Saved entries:

::::

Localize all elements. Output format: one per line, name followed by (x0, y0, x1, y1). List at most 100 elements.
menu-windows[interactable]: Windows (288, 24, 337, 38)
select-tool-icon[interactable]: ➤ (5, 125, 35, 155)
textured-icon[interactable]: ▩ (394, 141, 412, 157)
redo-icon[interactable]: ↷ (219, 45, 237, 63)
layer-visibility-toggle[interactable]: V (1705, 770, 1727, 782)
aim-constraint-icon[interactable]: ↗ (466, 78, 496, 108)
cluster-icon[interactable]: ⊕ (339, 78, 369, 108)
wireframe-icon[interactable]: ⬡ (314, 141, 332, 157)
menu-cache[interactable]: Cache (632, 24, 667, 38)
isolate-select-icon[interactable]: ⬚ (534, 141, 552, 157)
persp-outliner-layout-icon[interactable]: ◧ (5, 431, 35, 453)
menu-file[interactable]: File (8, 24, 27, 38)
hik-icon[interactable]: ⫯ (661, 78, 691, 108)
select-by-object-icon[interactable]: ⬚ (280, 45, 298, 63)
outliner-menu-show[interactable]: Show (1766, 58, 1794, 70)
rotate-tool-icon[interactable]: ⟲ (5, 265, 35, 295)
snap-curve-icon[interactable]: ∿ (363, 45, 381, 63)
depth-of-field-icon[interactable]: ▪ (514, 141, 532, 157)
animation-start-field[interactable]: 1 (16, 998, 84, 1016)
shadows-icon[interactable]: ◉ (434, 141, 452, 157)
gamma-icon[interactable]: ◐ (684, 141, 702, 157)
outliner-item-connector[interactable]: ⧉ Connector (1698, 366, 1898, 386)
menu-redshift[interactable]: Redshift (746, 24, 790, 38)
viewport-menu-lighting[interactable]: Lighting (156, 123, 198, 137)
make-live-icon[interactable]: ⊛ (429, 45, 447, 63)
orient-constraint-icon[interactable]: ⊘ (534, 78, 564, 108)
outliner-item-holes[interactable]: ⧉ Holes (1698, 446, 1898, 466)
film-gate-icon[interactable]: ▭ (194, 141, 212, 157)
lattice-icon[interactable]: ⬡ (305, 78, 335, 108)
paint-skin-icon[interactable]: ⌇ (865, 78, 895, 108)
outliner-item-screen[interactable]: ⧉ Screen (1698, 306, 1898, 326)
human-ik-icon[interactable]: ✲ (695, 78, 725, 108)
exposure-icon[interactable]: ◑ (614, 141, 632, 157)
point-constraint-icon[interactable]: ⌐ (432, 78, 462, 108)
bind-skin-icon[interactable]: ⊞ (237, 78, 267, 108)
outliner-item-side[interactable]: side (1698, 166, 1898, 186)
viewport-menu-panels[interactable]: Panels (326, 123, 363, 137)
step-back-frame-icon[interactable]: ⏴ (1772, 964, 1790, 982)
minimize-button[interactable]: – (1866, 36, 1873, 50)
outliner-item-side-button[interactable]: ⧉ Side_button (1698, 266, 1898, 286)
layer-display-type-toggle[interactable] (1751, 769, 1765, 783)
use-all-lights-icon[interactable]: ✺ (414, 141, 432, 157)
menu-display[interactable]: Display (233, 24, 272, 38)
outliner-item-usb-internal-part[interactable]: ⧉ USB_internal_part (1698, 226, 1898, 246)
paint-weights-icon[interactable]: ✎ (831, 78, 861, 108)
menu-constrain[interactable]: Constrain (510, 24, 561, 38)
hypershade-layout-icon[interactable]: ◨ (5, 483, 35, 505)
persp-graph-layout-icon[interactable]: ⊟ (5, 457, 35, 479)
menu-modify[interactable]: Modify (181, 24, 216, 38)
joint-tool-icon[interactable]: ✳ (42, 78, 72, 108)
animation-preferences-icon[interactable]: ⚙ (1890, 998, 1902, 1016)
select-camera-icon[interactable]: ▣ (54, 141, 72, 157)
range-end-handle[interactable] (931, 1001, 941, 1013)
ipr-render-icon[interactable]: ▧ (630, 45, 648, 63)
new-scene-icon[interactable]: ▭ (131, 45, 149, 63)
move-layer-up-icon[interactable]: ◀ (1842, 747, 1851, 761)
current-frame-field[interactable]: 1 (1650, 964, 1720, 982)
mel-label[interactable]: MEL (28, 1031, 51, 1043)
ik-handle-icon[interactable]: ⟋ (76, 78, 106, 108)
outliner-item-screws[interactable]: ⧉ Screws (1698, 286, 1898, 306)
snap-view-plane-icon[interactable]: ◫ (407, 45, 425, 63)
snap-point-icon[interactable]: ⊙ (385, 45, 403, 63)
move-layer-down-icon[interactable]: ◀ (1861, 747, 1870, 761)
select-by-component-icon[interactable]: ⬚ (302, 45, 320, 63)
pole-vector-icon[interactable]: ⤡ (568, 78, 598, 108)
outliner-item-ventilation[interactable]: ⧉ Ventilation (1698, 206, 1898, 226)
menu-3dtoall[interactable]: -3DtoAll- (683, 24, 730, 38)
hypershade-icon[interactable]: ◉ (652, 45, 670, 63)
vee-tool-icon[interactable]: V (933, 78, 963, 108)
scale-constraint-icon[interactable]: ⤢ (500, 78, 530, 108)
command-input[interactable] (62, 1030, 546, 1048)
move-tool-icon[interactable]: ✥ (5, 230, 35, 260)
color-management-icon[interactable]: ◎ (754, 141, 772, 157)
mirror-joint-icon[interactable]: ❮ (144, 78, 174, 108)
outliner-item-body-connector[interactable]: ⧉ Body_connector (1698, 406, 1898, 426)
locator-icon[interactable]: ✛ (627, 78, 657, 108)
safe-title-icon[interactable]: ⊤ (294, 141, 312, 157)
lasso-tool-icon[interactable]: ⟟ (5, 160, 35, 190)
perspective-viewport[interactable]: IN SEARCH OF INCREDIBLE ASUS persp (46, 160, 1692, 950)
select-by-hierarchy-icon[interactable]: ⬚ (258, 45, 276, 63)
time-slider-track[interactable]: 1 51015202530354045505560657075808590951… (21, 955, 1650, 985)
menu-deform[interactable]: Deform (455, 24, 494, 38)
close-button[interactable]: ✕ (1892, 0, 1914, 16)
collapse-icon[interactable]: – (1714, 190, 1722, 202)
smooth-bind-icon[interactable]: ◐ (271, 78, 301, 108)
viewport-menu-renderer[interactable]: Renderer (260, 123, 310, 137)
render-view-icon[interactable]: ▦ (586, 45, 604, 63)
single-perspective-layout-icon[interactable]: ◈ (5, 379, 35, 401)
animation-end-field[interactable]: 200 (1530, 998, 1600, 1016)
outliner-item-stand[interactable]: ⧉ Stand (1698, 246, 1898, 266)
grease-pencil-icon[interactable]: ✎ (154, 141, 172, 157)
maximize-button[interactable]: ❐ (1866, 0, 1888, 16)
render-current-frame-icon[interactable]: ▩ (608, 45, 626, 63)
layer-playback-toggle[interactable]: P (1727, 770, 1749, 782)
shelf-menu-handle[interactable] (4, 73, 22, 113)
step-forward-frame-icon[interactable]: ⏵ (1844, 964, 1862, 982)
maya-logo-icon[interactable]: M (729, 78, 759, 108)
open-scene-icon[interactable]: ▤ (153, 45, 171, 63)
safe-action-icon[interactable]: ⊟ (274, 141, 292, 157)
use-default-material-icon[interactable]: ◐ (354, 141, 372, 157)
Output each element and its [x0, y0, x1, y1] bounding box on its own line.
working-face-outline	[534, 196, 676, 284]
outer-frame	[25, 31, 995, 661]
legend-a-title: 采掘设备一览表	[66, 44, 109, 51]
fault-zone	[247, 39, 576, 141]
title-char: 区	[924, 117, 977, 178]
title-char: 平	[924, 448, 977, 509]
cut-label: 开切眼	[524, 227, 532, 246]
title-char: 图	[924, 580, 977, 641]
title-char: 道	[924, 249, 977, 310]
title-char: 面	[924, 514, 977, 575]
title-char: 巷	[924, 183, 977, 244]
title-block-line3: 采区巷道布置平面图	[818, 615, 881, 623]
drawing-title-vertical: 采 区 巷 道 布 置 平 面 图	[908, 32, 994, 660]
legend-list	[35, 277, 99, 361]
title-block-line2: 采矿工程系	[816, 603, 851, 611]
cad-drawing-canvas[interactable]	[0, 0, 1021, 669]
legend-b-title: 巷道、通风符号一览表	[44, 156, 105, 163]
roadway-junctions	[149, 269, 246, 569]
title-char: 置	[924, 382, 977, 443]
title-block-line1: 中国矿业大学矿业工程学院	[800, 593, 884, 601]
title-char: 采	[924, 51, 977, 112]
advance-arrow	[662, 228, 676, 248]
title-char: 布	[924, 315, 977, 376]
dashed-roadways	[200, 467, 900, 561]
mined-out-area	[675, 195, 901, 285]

::::

Written task: Copy out the items word for word, starting from the very first line and ending with the line that contains "exposure-icon[interactable]: ◑ (614, 141, 632, 157)", inclusive.

The solution:
Localize all elements. Output format: one per line, name followed by (x0, y0, x1, y1). List at most 100 elements.
menu-windows[interactable]: Windows (288, 24, 337, 38)
select-tool-icon[interactable]: ➤ (5, 125, 35, 155)
textured-icon[interactable]: ▩ (394, 141, 412, 157)
redo-icon[interactable]: ↷ (219, 45, 237, 63)
layer-visibility-toggle[interactable]: V (1705, 770, 1727, 782)
aim-constraint-icon[interactable]: ↗ (466, 78, 496, 108)
cluster-icon[interactable]: ⊕ (339, 78, 369, 108)
wireframe-icon[interactable]: ⬡ (314, 141, 332, 157)
menu-cache[interactable]: Cache (632, 24, 667, 38)
isolate-select-icon[interactable]: ⬚ (534, 141, 552, 157)
persp-outliner-layout-icon[interactable]: ◧ (5, 431, 35, 453)
menu-file[interactable]: File (8, 24, 27, 38)
hik-icon[interactable]: ⫯ (661, 78, 691, 108)
select-by-object-icon[interactable]: ⬚ (280, 45, 298, 63)
outliner-menu-show[interactable]: Show (1766, 58, 1794, 70)
rotate-tool-icon[interactable]: ⟲ (5, 265, 35, 295)
snap-curve-icon[interactable]: ∿ (363, 45, 381, 63)
depth-of-field-icon[interactable]: ▪ (514, 141, 532, 157)
animation-start-field[interactable]: 1 (16, 998, 84, 1016)
shadows-icon[interactable]: ◉ (434, 141, 452, 157)
gamma-icon[interactable]: ◐ (684, 141, 702, 157)
outliner-item-connector[interactable]: ⧉ Connector (1698, 366, 1898, 386)
menu-redshift[interactable]: Redshift (746, 24, 790, 38)
viewport-menu-lighting[interactable]: Lighting (156, 123, 198, 137)
make-live-icon[interactable]: ⊛ (429, 45, 447, 63)
orient-constraint-icon[interactable]: ⊘ (534, 78, 564, 108)
outliner-item-holes[interactable]: ⧉ Holes (1698, 446, 1898, 466)
film-gate-icon[interactable]: ▭ (194, 141, 212, 157)
lattice-icon[interactable]: ⬡ (305, 78, 335, 108)
paint-skin-icon[interactable]: ⌇ (865, 78, 895, 108)
outliner-item-screen[interactable]: ⧉ Screen (1698, 306, 1898, 326)
human-ik-icon[interactable]: ✲ (695, 78, 725, 108)
exposure-icon[interactable]: ◑ (614, 141, 632, 157)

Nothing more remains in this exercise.